▸ **Exercise directions**: Scan the lines below for the word "grained". Copy each line you find it in.
-- Begin Data supplied --
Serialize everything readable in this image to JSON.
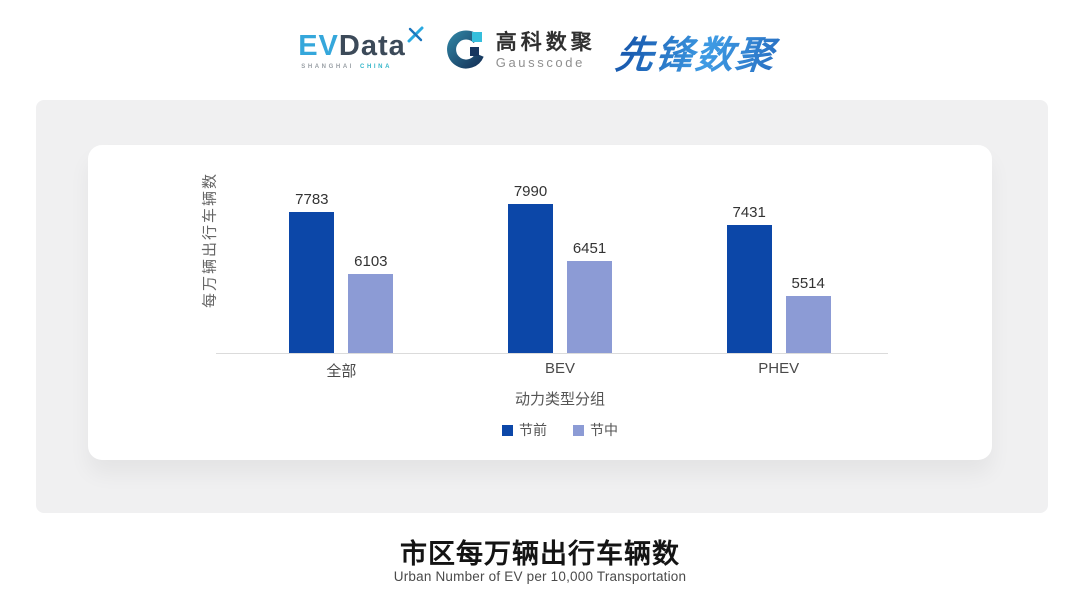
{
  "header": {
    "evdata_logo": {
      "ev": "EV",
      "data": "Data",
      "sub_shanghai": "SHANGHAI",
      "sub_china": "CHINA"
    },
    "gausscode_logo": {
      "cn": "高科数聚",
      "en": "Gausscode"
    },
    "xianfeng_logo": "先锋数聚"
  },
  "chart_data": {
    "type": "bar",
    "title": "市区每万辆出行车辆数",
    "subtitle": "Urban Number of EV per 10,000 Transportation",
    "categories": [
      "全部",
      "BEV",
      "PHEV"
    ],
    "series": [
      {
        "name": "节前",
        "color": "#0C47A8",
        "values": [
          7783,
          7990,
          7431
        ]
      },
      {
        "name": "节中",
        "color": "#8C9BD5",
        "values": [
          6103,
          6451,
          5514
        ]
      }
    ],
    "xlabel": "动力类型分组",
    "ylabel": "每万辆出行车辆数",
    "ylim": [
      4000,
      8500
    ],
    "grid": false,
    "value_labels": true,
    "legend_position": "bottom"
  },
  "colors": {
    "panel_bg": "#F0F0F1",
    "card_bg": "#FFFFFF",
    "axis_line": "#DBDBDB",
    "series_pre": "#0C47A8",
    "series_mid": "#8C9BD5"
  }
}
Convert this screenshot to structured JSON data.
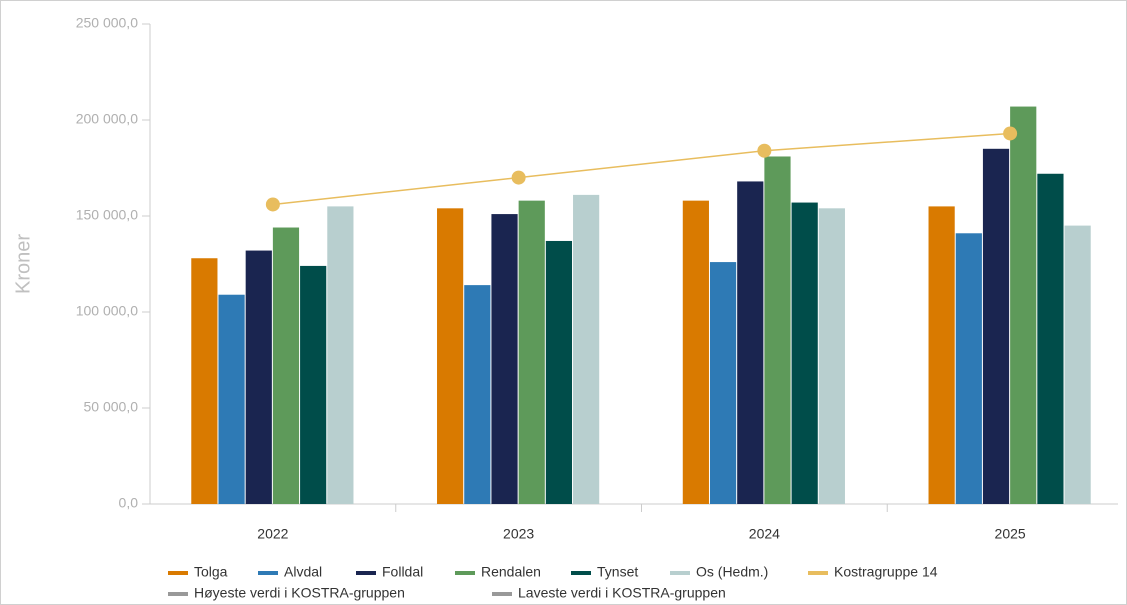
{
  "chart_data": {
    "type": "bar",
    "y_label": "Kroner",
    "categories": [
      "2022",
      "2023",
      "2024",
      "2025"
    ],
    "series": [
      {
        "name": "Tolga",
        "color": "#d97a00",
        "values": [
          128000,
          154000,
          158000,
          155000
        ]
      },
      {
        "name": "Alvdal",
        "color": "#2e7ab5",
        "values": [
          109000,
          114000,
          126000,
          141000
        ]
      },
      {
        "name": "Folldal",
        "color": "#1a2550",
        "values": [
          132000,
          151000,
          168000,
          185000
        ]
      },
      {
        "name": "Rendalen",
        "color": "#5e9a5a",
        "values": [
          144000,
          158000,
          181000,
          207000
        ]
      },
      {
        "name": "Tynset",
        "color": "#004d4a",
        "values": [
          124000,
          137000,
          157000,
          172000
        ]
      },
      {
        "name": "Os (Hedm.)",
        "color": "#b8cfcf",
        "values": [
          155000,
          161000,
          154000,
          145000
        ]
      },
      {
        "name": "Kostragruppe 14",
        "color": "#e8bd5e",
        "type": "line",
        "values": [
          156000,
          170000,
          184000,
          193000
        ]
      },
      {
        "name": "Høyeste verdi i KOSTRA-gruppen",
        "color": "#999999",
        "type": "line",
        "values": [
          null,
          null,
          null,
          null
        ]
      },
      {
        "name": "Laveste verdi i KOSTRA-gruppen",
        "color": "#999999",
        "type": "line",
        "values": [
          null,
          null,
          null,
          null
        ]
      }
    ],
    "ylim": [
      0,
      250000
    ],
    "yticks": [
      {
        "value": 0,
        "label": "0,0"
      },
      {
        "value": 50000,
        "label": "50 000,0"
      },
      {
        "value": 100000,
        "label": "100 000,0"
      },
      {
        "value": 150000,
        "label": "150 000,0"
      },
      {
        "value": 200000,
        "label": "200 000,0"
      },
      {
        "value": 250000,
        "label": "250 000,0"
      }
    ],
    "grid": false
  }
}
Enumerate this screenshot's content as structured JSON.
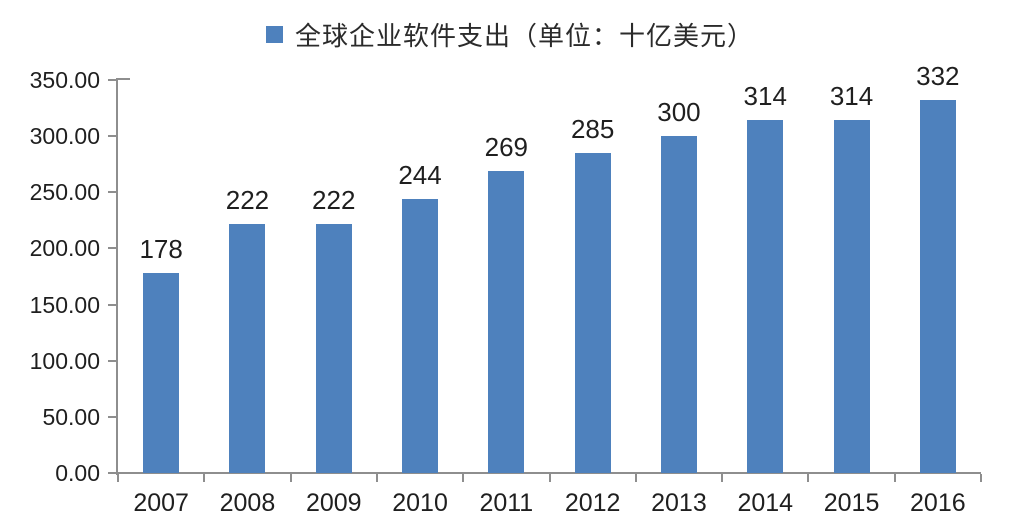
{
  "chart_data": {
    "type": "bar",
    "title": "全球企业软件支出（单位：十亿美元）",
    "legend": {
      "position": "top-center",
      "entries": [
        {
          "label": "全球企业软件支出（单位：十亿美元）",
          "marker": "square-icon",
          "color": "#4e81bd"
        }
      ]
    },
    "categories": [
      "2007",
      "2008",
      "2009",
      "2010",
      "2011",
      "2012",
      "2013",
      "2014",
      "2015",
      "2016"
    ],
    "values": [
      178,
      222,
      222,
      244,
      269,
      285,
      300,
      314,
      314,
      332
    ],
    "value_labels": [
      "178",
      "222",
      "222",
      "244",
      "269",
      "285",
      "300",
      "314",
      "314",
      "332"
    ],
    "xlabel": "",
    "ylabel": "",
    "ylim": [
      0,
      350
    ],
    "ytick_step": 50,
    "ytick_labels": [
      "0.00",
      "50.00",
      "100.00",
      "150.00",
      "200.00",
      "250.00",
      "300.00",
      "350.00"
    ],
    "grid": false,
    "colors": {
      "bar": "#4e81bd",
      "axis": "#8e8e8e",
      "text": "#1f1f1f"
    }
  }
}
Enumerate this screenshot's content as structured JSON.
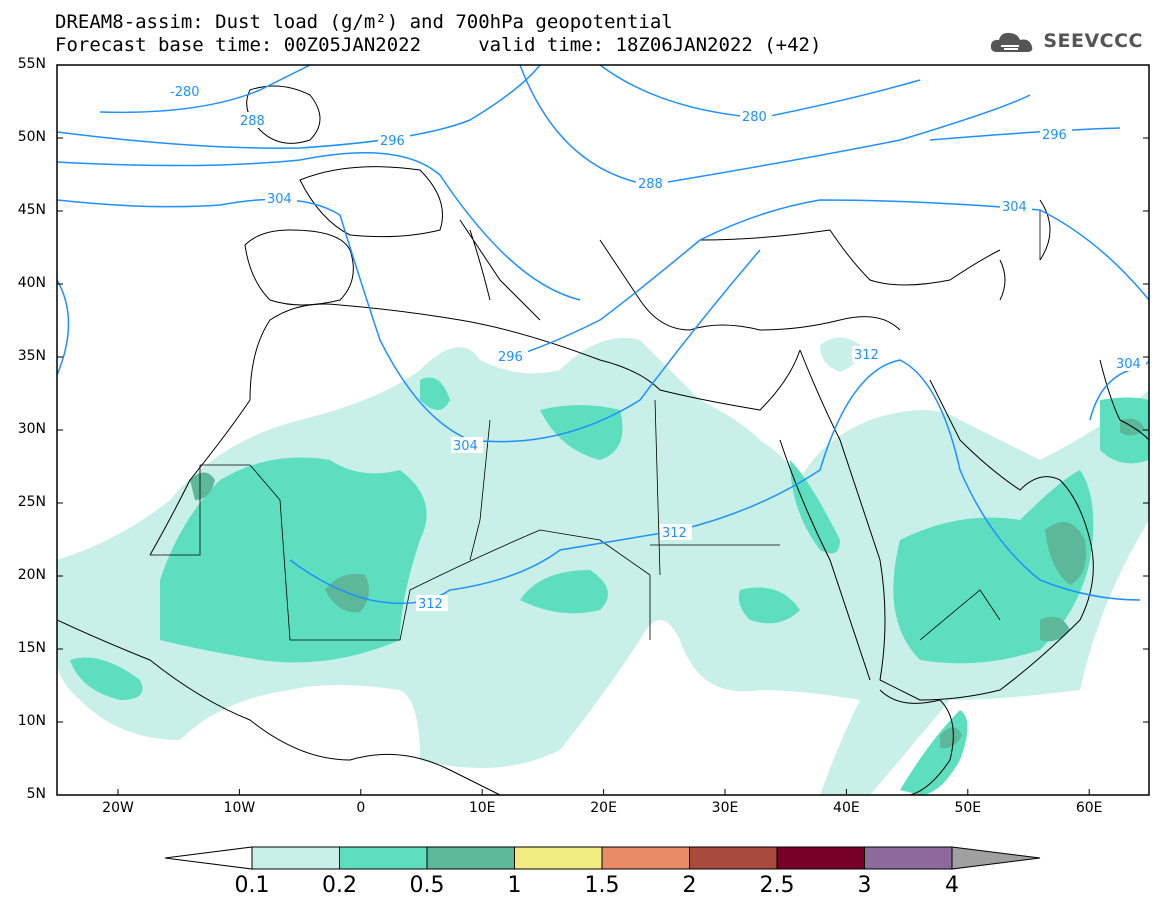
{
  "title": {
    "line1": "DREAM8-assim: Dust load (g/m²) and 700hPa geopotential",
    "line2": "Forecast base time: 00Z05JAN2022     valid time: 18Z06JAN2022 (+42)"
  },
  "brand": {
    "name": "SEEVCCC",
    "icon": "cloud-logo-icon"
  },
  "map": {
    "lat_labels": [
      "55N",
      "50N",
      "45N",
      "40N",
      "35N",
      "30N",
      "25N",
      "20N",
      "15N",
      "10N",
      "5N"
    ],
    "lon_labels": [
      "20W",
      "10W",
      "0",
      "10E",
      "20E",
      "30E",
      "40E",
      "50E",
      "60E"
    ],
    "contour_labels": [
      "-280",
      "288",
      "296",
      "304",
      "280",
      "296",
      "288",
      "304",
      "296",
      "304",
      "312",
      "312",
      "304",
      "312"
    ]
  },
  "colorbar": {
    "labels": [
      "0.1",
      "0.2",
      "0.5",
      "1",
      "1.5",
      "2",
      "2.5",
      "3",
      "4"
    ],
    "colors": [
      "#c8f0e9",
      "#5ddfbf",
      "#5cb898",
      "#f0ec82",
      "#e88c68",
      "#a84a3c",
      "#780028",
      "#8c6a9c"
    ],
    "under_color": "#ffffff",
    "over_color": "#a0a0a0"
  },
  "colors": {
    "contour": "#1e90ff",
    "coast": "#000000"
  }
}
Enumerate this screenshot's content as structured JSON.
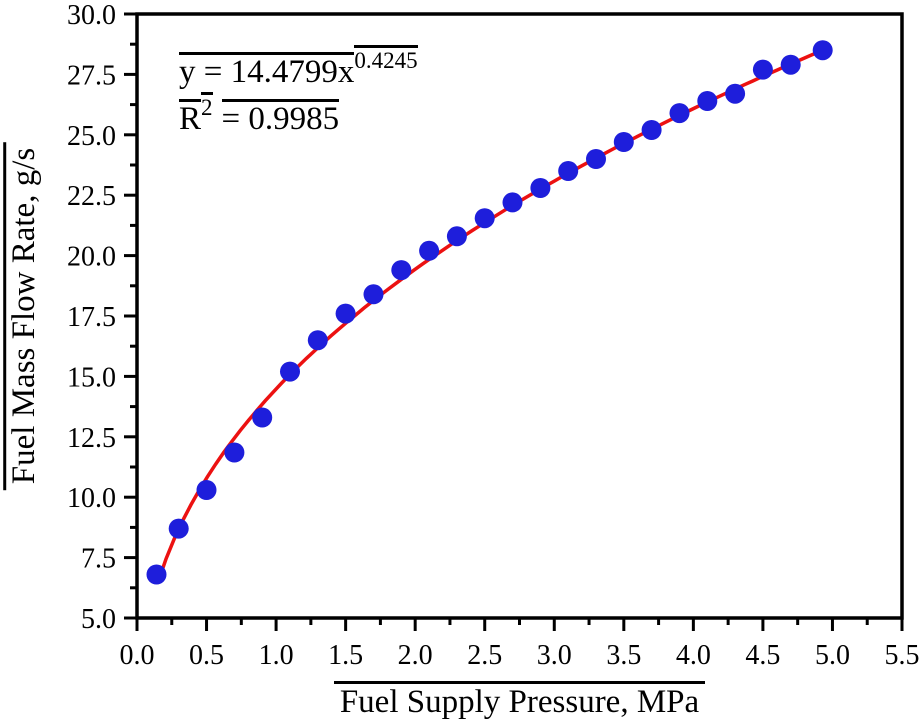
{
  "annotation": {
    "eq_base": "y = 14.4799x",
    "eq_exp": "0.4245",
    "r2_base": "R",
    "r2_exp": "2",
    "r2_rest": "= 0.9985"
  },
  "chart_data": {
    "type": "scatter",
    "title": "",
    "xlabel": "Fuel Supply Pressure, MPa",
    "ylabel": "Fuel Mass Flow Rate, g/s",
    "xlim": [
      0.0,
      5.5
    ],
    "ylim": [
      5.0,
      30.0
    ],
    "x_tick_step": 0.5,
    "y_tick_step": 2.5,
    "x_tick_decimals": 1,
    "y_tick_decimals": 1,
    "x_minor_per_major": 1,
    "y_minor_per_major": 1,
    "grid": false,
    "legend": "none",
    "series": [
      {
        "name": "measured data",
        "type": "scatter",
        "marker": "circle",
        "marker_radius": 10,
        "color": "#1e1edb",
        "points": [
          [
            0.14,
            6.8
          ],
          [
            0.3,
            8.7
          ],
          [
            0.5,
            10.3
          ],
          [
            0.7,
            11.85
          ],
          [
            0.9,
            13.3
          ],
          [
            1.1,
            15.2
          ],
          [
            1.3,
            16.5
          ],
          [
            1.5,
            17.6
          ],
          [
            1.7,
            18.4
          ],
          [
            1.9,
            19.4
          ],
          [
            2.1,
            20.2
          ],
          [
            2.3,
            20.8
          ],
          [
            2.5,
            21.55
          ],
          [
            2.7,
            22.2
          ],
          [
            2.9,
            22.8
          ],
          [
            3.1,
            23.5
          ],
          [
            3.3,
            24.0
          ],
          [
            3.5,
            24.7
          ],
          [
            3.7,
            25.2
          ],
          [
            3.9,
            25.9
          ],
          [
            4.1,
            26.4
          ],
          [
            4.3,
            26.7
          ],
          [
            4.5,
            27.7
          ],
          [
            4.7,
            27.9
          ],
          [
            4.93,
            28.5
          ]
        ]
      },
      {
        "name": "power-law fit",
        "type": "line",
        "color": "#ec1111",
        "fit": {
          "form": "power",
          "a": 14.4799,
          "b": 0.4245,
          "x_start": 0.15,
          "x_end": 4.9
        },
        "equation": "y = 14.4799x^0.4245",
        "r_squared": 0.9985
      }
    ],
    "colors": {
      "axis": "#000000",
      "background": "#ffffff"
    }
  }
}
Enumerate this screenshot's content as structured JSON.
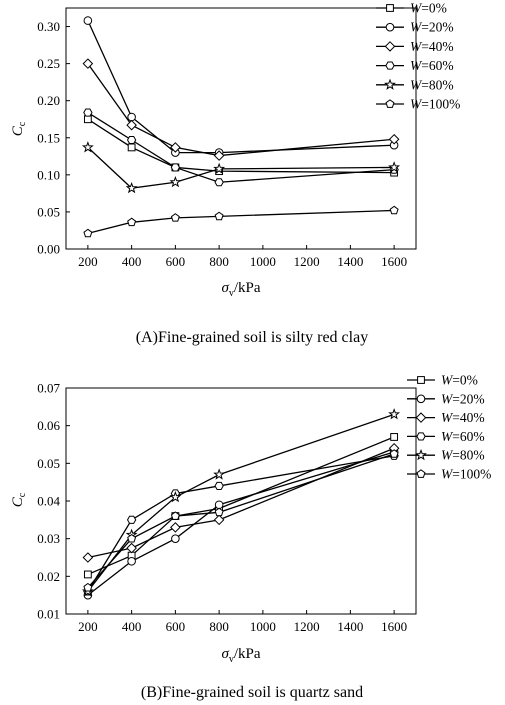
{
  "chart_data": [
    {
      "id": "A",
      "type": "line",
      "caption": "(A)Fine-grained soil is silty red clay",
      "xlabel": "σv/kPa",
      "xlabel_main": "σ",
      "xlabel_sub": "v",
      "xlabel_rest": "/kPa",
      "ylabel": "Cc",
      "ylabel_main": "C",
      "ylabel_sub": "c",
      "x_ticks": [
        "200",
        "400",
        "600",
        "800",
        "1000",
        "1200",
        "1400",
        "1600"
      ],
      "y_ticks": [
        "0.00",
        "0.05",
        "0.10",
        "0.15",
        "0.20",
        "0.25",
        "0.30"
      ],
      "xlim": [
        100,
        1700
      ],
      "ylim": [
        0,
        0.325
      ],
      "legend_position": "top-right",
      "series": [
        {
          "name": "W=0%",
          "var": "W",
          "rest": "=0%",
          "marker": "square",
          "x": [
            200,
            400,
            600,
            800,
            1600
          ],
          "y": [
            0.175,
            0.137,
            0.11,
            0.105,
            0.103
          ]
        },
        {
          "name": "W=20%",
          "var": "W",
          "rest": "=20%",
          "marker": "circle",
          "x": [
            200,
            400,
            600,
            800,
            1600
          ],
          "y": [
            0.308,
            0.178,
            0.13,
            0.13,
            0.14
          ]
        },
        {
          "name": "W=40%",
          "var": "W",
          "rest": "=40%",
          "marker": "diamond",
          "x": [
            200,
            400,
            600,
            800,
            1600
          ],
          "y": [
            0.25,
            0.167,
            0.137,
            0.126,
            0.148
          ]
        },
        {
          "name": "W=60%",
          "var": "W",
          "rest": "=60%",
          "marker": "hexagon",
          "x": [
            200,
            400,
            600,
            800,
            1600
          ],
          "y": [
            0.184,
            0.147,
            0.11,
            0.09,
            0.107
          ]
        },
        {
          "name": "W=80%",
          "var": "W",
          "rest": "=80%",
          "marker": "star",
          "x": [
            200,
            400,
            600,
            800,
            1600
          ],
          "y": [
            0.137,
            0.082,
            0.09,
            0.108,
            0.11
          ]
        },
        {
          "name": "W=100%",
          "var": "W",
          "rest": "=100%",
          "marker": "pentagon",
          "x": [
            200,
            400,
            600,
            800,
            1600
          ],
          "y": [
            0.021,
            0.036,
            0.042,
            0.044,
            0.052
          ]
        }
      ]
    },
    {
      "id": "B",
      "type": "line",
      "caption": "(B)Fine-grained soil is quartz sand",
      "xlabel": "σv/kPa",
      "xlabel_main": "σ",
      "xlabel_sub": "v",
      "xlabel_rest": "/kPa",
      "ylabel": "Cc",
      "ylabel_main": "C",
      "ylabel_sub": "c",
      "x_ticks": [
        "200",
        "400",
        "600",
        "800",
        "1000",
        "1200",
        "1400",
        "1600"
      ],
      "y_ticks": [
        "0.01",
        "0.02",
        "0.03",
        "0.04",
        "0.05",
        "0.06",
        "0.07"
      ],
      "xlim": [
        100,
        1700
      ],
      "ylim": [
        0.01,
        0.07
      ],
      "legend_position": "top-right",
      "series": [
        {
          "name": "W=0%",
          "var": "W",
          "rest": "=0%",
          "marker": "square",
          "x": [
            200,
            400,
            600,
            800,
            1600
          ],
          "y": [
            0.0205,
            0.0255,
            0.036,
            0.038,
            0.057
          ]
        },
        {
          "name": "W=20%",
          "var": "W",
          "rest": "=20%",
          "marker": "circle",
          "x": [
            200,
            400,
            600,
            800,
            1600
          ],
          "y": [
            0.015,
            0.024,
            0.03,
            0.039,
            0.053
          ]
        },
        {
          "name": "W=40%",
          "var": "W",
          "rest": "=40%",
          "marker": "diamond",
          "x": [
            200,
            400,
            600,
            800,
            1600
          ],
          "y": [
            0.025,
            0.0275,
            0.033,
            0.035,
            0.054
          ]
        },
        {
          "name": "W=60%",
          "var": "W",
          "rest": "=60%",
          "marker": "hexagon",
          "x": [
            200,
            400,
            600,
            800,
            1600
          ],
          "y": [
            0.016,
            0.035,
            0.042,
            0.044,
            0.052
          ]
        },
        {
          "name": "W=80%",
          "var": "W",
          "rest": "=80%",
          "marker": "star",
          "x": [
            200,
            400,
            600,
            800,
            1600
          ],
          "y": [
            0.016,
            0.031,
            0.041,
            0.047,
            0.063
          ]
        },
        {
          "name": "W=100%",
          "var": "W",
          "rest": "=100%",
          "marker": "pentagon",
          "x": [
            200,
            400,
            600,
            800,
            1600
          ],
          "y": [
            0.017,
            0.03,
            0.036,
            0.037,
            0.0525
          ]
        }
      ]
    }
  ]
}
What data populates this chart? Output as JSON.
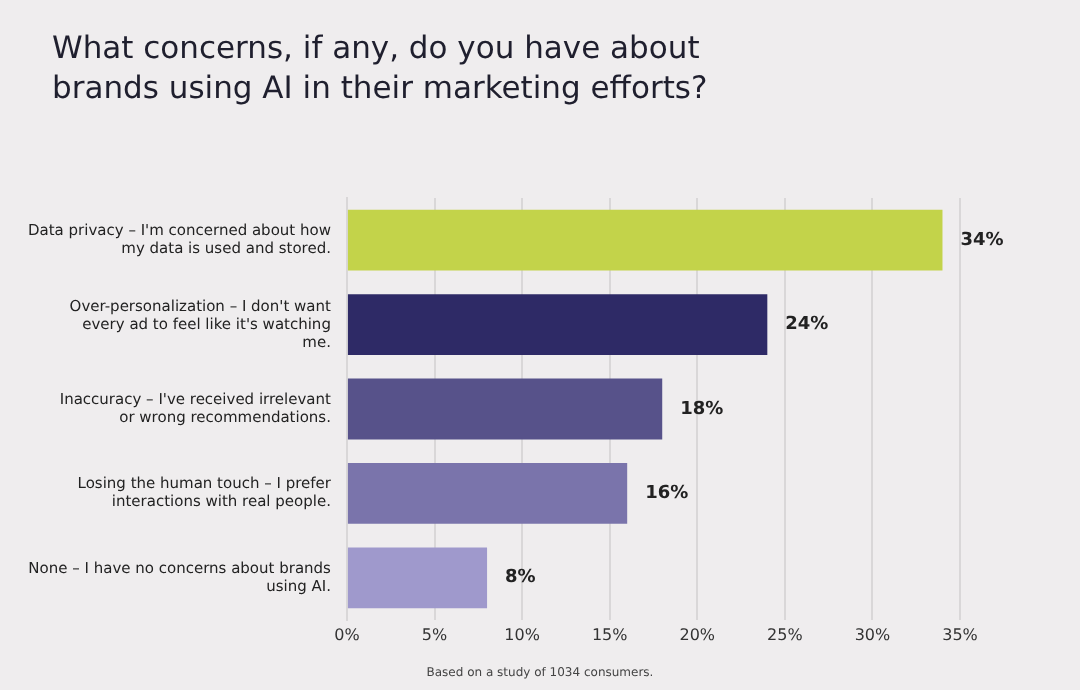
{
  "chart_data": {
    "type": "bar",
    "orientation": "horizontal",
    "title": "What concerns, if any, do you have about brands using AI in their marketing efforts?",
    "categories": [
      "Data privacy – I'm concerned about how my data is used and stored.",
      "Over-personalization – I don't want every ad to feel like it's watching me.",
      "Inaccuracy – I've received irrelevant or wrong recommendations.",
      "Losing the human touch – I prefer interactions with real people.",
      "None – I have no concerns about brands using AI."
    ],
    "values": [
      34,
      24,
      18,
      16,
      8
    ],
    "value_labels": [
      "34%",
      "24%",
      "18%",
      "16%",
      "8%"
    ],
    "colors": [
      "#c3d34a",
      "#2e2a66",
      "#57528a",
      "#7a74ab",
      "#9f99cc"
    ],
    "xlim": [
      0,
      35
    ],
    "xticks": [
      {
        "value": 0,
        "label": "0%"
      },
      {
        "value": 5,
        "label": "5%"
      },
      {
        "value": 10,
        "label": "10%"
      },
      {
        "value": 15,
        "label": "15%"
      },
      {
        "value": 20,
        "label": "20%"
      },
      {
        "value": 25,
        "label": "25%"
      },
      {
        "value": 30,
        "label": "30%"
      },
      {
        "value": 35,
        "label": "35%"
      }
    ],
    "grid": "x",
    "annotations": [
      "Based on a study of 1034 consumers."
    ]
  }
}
-- End Data supplied --
▸ **Answer for the task**:
      "caption": "(A)Fine-grained soil is silty red clay",
      "caption": "(B)Fine-grained soil is quartz sand",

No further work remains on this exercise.